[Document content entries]
------------------------------

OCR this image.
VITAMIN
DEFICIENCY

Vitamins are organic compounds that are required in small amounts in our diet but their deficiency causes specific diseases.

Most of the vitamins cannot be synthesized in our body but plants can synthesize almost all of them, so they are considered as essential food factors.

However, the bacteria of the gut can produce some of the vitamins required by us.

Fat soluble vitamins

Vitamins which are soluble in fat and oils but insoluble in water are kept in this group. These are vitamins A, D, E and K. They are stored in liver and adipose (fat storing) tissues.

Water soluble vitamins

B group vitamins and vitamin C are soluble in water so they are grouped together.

------------------------------

WHAT YOU SHOULD DO: Find the word "this" in the entries above, then copy each line that holds it.

YOUR SOLUTION:
OCR this image.
Vitamins which are soluble in fat and oils but insoluble in water are kept in this group. These are vitamins A, D, E and K. They are stored in liver and adipose (fat storing) tissues.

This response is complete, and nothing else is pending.